**Written problem:** In the entries below, find the lines with the word "page" and copy them.

**Listing:**

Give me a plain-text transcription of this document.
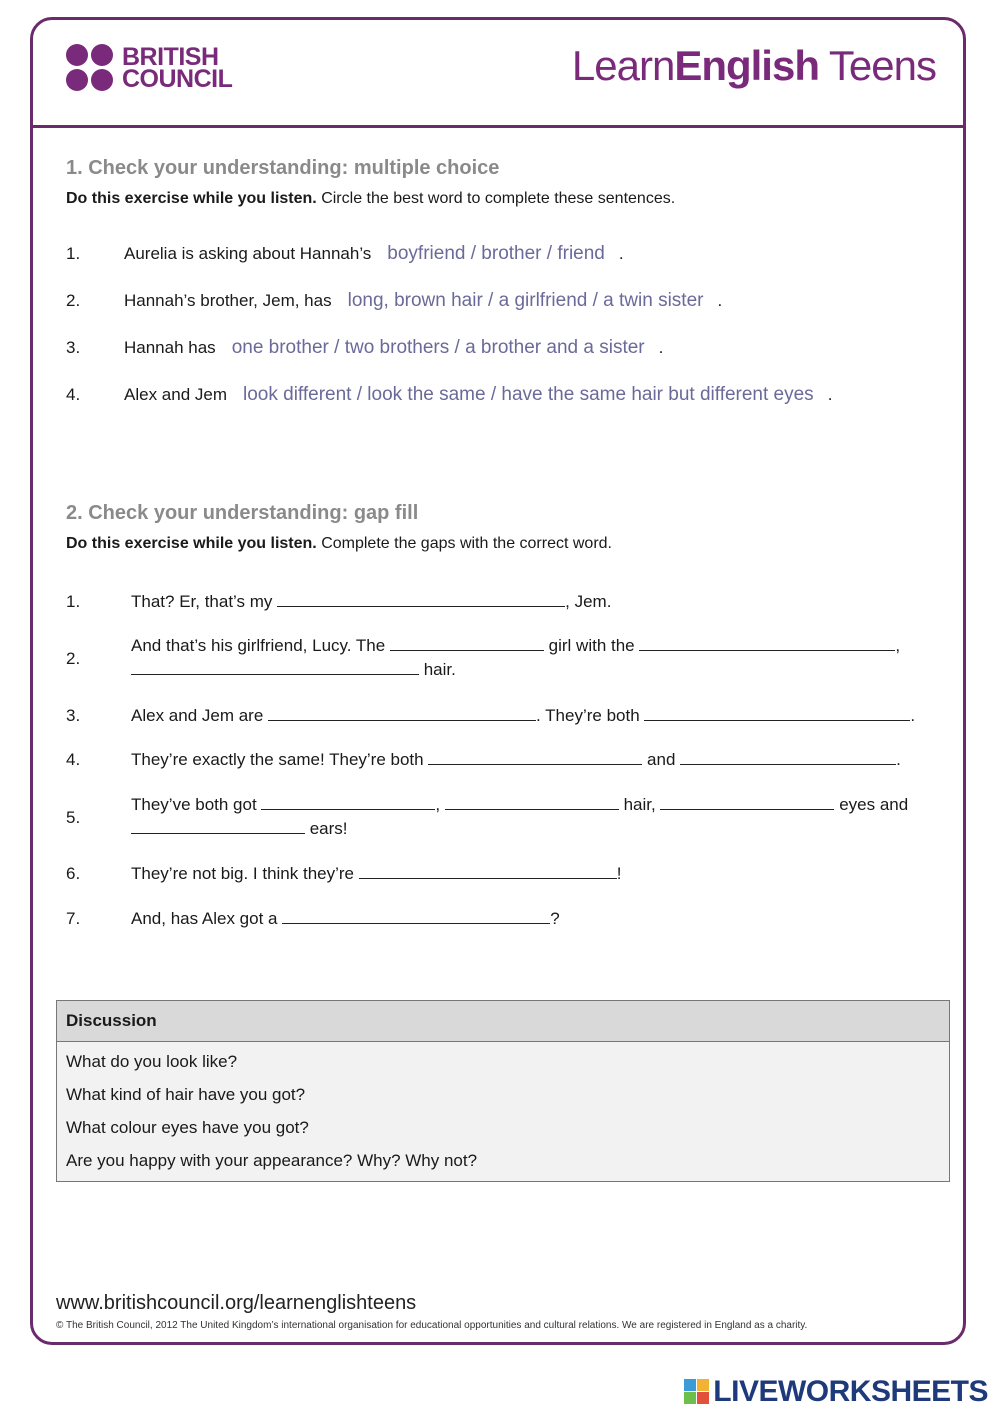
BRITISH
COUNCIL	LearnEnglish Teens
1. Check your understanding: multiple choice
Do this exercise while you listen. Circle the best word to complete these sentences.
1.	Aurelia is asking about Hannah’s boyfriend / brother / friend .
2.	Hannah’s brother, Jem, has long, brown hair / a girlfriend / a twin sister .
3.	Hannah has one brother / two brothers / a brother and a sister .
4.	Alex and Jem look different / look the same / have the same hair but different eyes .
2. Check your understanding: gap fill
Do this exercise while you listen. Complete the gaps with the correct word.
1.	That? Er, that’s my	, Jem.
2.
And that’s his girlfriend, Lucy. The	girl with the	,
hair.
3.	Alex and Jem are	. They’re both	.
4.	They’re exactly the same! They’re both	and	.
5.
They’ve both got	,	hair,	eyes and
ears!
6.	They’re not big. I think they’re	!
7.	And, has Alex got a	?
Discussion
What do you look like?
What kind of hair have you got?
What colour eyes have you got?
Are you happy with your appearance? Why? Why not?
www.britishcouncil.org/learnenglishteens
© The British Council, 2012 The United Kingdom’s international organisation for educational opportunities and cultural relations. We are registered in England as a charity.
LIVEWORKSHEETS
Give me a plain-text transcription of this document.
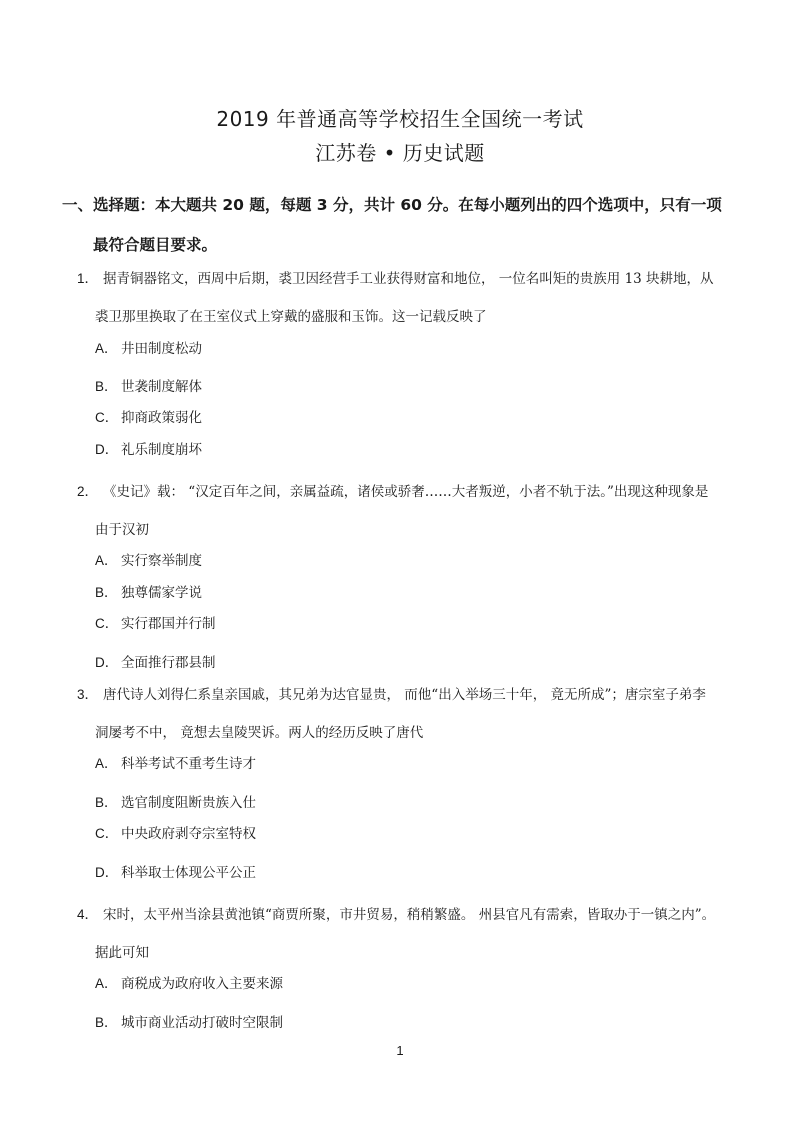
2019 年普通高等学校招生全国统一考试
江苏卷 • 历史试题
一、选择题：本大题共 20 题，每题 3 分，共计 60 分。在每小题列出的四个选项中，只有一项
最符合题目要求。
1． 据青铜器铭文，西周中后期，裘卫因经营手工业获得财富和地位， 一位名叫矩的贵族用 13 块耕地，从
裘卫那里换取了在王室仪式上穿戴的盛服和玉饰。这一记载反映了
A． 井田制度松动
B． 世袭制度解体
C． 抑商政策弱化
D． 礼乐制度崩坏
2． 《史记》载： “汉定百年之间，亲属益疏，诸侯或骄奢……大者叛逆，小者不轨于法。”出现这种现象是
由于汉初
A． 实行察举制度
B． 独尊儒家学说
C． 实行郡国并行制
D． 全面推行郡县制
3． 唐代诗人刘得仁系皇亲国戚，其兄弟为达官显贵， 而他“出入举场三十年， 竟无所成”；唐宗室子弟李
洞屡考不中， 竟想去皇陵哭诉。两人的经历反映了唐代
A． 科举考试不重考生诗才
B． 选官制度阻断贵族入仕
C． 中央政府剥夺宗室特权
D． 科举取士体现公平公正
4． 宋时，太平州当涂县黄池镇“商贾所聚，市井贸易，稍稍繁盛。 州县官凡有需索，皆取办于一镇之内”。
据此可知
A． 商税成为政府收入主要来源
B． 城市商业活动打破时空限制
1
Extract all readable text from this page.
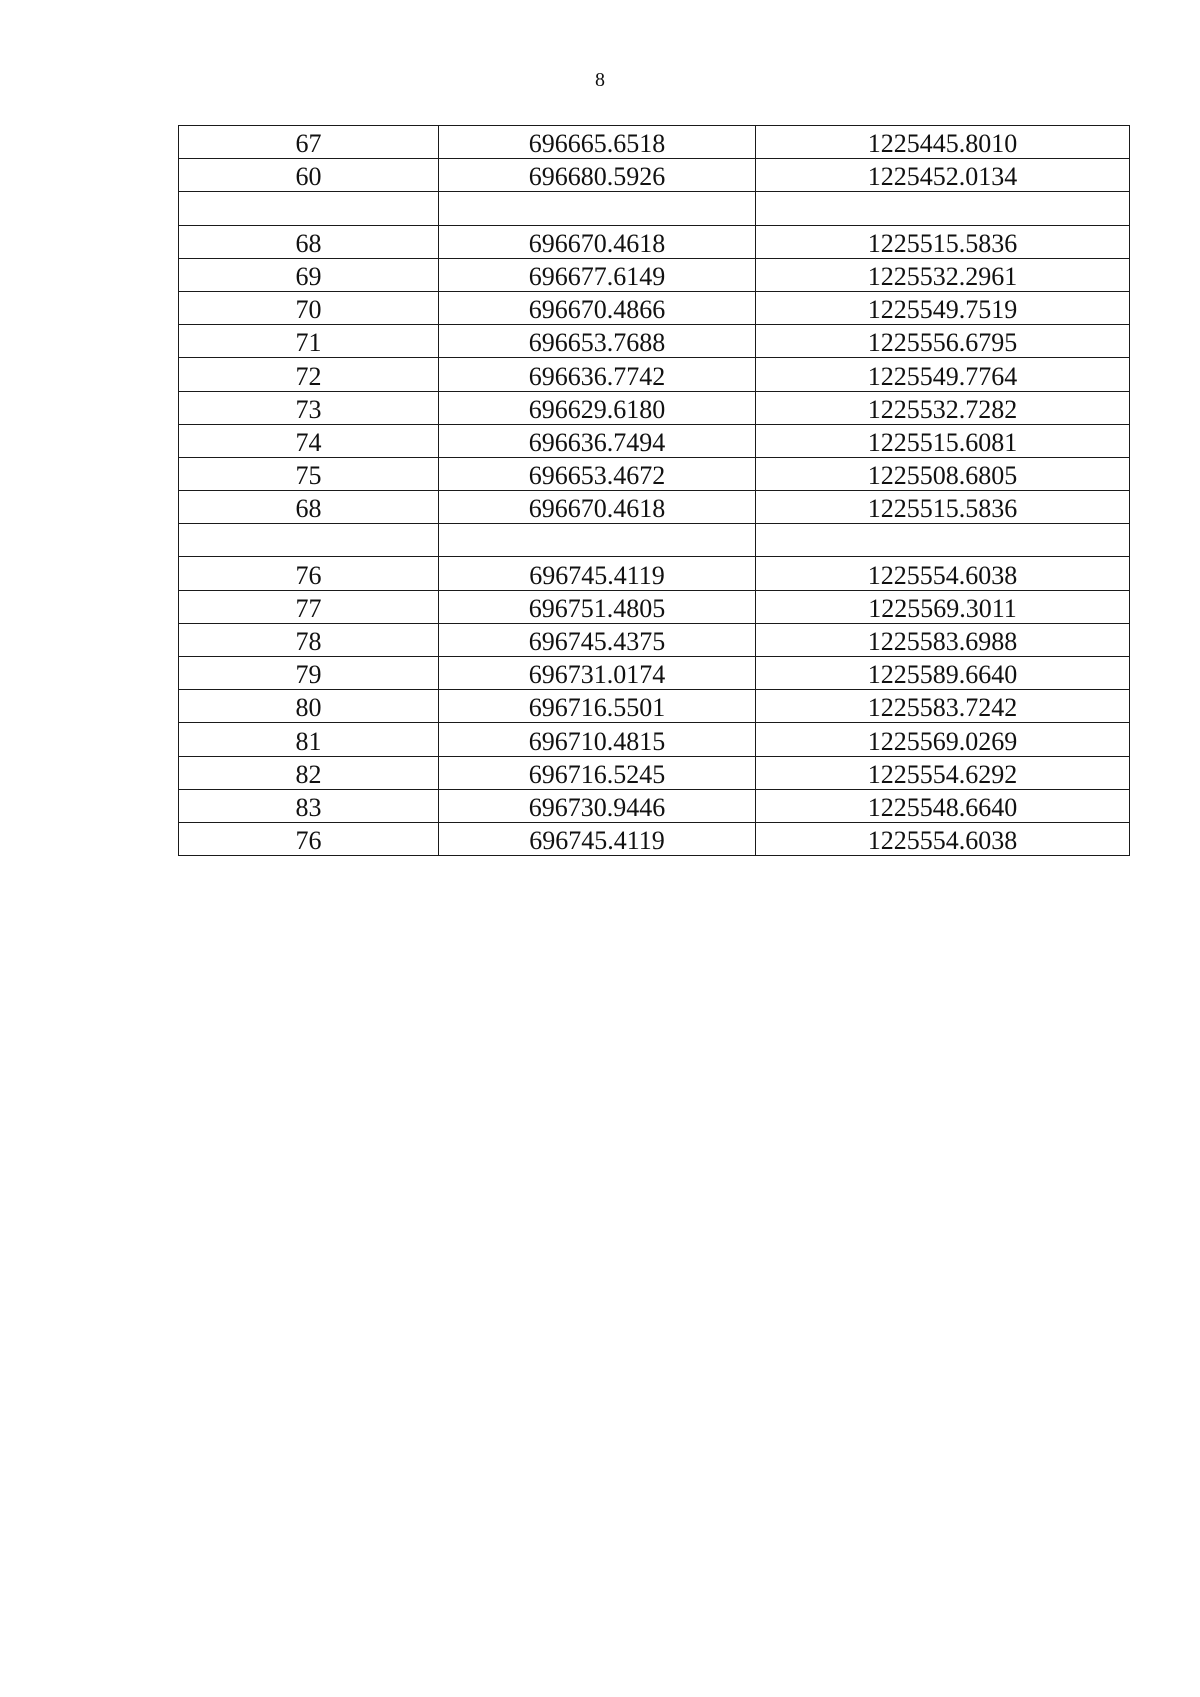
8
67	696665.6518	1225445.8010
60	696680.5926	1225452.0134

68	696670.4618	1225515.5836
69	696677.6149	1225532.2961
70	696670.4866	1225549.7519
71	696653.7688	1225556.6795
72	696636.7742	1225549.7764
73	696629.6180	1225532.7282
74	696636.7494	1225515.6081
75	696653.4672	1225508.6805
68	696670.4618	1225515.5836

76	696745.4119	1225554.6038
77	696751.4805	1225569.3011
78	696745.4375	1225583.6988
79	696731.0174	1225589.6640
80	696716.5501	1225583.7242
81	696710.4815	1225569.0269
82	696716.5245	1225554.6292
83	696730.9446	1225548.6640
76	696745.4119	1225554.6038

...

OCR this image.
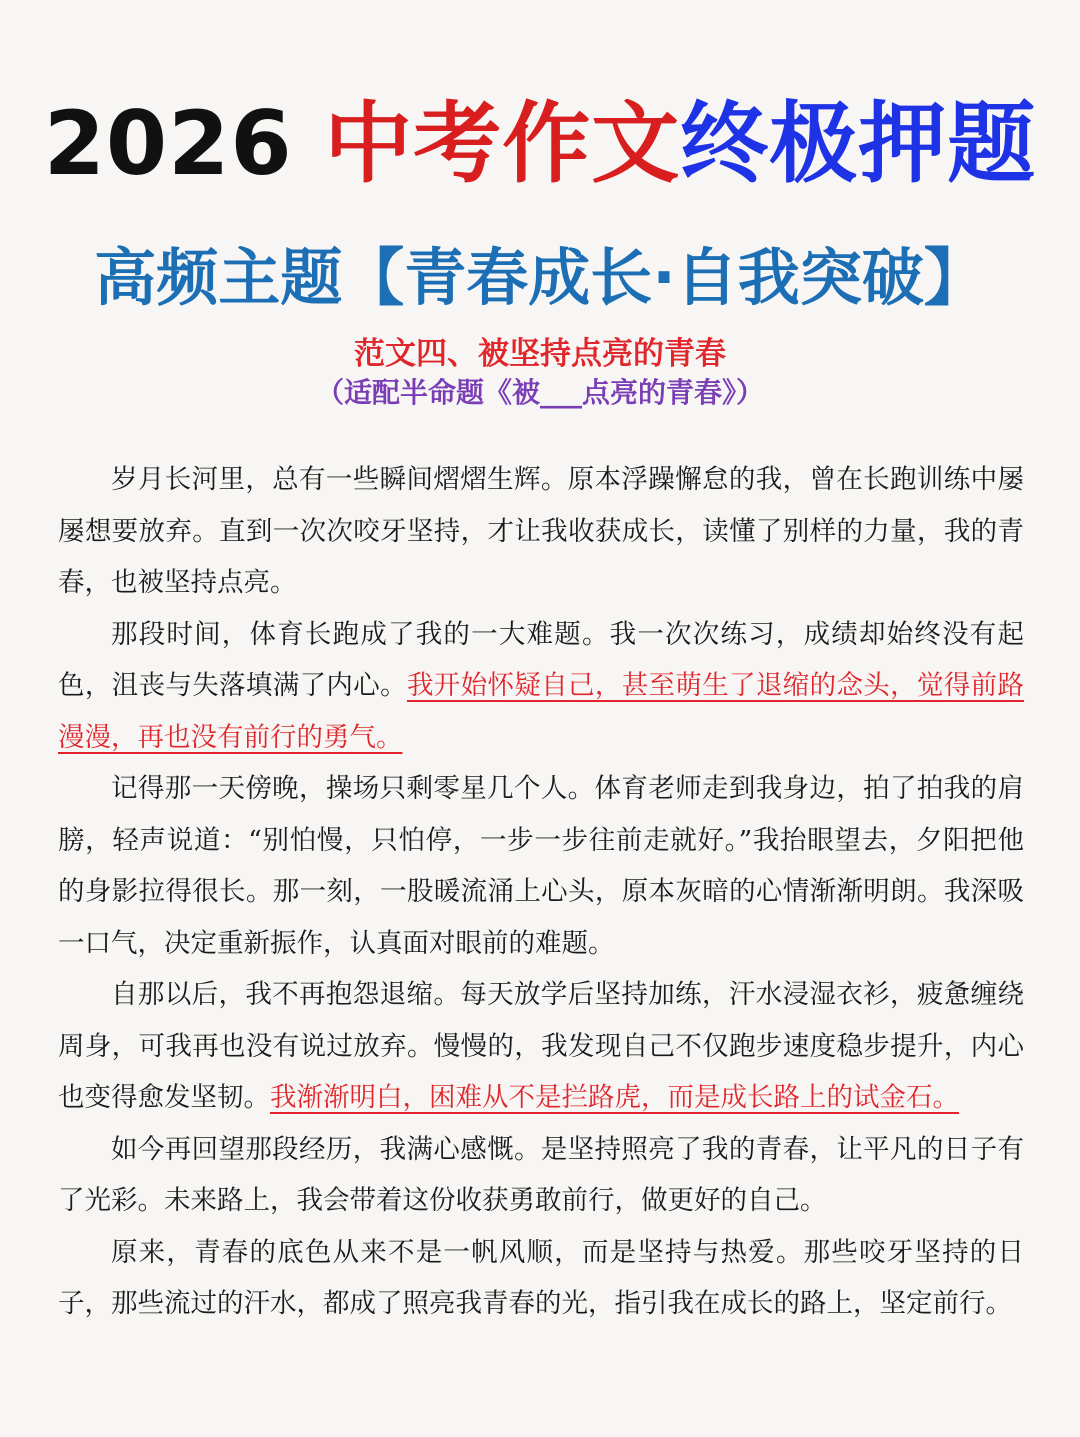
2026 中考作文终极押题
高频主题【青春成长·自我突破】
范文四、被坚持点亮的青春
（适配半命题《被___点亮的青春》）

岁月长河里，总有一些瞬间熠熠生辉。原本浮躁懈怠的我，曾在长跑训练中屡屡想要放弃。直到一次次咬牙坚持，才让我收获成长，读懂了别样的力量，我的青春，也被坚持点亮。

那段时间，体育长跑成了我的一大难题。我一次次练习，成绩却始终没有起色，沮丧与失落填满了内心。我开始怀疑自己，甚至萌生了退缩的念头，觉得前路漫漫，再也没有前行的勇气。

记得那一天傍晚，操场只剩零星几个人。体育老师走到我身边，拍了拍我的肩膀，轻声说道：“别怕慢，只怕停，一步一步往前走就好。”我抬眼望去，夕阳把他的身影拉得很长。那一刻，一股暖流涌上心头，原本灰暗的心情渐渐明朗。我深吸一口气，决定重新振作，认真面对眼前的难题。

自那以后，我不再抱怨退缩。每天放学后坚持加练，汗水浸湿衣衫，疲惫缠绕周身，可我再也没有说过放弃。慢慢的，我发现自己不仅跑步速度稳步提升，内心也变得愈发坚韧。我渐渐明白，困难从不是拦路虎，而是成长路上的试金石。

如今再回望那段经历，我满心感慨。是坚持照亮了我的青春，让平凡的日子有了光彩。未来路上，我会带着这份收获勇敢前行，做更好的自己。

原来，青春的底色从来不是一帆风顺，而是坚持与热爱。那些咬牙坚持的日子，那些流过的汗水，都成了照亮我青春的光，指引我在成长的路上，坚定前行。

--

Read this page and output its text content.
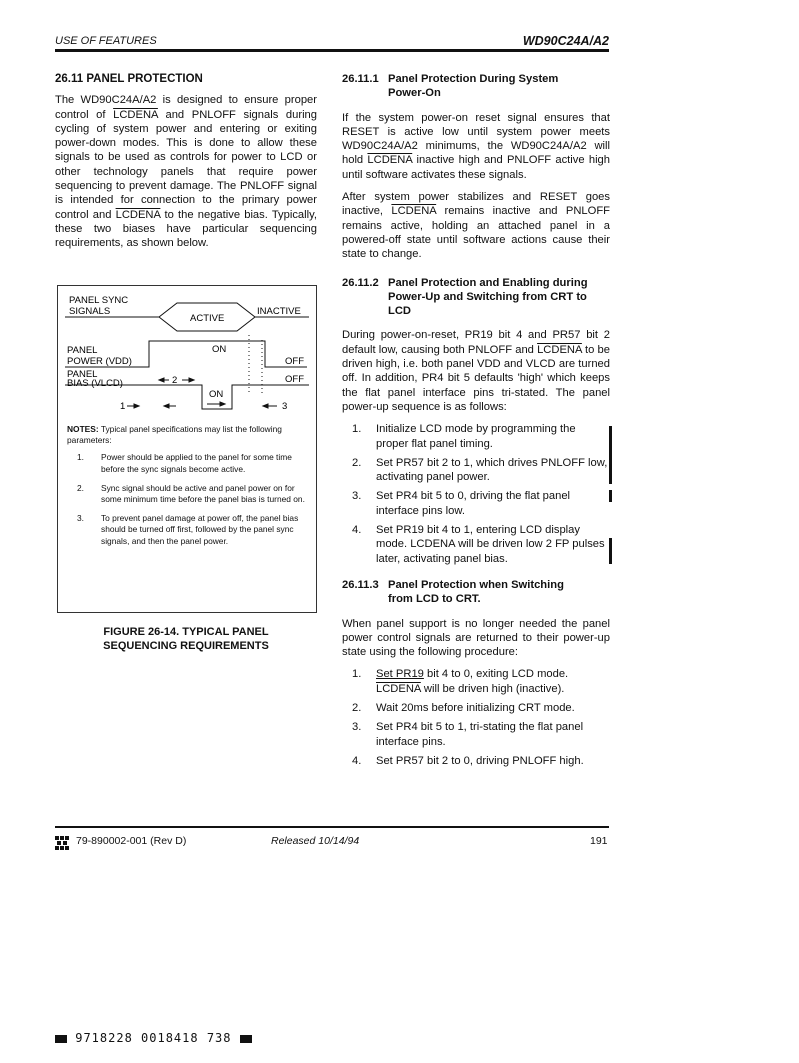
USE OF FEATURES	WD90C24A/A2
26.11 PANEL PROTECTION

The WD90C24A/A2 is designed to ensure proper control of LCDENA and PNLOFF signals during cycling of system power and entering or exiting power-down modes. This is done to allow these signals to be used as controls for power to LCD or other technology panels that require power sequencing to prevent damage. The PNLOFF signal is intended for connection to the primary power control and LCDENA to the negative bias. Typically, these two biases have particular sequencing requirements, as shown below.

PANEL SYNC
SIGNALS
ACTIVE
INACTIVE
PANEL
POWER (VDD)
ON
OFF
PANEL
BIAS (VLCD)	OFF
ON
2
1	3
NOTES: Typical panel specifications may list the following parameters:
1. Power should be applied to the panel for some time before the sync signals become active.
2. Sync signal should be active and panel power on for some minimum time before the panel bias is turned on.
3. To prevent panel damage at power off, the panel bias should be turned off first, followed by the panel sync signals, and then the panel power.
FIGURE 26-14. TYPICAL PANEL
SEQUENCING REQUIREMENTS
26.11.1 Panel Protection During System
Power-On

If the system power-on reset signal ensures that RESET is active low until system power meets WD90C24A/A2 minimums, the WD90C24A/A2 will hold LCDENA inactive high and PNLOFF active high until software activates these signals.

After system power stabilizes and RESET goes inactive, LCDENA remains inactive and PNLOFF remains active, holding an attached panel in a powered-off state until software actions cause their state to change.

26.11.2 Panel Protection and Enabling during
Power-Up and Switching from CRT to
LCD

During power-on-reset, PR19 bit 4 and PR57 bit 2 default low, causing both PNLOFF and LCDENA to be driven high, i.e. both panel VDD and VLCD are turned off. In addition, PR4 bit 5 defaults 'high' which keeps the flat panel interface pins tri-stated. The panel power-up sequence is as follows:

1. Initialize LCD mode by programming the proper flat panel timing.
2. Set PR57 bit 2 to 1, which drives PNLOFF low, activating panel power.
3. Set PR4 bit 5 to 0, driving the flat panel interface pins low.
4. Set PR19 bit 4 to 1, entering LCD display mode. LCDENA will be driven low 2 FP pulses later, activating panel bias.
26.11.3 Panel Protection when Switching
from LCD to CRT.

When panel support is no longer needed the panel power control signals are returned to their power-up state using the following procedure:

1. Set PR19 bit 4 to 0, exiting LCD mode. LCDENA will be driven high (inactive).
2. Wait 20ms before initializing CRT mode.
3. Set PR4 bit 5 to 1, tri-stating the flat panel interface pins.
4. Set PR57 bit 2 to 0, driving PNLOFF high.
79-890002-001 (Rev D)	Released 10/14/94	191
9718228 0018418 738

**Solution for this exercise:**
Extract all readable text from this page.
Read this page and output its text content.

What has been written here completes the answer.